#### Record set ####

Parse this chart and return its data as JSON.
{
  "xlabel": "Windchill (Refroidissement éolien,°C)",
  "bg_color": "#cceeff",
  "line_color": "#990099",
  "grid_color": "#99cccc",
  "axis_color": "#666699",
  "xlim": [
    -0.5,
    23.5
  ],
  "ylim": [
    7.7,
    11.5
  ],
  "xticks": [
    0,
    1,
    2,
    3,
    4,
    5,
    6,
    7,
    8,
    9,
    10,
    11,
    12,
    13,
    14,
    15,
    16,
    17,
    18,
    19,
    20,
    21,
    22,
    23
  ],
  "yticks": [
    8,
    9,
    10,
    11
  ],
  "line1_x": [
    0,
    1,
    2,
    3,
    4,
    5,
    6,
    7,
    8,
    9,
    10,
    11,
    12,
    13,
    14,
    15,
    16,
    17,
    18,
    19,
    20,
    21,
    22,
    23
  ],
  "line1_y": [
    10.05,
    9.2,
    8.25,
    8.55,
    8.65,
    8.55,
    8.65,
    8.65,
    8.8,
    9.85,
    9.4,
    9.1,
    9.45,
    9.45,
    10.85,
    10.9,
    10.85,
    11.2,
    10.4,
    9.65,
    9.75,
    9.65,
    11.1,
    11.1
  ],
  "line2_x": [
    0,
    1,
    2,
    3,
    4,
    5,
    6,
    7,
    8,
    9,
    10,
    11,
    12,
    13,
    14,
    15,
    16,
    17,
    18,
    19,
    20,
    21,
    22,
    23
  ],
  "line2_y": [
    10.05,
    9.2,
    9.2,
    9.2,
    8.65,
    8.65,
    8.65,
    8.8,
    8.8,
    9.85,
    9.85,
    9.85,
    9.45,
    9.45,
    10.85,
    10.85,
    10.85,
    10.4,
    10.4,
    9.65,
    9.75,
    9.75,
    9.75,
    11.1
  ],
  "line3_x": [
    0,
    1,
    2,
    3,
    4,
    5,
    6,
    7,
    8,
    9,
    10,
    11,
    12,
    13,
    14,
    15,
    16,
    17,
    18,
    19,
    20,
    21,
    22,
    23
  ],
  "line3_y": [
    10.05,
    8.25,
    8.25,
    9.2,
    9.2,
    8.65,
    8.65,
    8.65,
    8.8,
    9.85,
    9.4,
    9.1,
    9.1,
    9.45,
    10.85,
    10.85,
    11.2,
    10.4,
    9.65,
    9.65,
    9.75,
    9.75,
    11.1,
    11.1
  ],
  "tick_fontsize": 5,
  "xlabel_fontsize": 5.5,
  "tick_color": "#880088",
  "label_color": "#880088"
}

####

Set exercise: Repeat the data precisely, reproducing every entry.

Solution below:
Parse this chart and return its data as JSON.
{
  "xlabel": "Windchill (Refroidissement éolien,°C)",
  "bg_color": "#cceeff",
  "line_color": "#990099",
  "grid_color": "#99cccc",
  "axis_color": "#666699",
  "xlim": [
    -0.5,
    23.5
  ],
  "ylim": [
    7.7,
    11.5
  ],
  "xticks": [
    0,
    1,
    2,
    3,
    4,
    5,
    6,
    7,
    8,
    9,
    10,
    11,
    12,
    13,
    14,
    15,
    16,
    17,
    18,
    19,
    20,
    21,
    22,
    23
  ],
  "yticks": [
    8,
    9,
    10,
    11
  ],
  "line1_x": [
    0,
    1,
    2,
    3,
    4,
    5,
    6,
    7,
    8,
    9,
    10,
    11,
    12,
    13,
    14,
    15,
    16,
    17,
    18,
    19,
    20,
    21,
    22,
    23
  ],
  "line1_y": [
    10.05,
    9.2,
    8.25,
    8.55,
    8.65,
    8.55,
    8.65,
    8.65,
    8.8,
    9.85,
    9.4,
    9.1,
    9.45,
    9.45,
    10.85,
    10.9,
    10.85,
    11.2,
    10.4,
    9.65,
    9.75,
    9.65,
    11.1,
    11.1
  ],
  "line2_x": [
    0,
    1,
    2,
    3,
    4,
    5,
    6,
    7,
    8,
    9,
    10,
    11,
    12,
    13,
    14,
    15,
    16,
    17,
    18,
    19,
    20,
    21,
    22,
    23
  ],
  "line2_y": [
    10.05,
    9.2,
    9.2,
    9.2,
    8.65,
    8.65,
    8.65,
    8.8,
    8.8,
    9.85,
    9.85,
    9.85,
    9.45,
    9.45,
    10.85,
    10.85,
    10.85,
    10.4,
    10.4,
    9.65,
    9.75,
    9.75,
    9.75,
    11.1
  ],
  "line3_x": [
    0,
    1,
    2,
    3,
    4,
    5,
    6,
    7,
    8,
    9,
    10,
    11,
    12,
    13,
    14,
    15,
    16,
    17,
    18,
    19,
    20,
    21,
    22,
    23
  ],
  "line3_y": [
    10.05,
    8.25,
    8.25,
    9.2,
    9.2,
    8.65,
    8.65,
    8.65,
    8.8,
    9.85,
    9.4,
    9.1,
    9.1,
    9.45,
    10.85,
    10.85,
    11.2,
    10.4,
    9.65,
    9.65,
    9.75,
    9.75,
    11.1,
    11.1
  ],
  "tick_fontsize": 5,
  "xlabel_fontsize": 5.5,
  "tick_color": "#880088",
  "label_color": "#880088"
}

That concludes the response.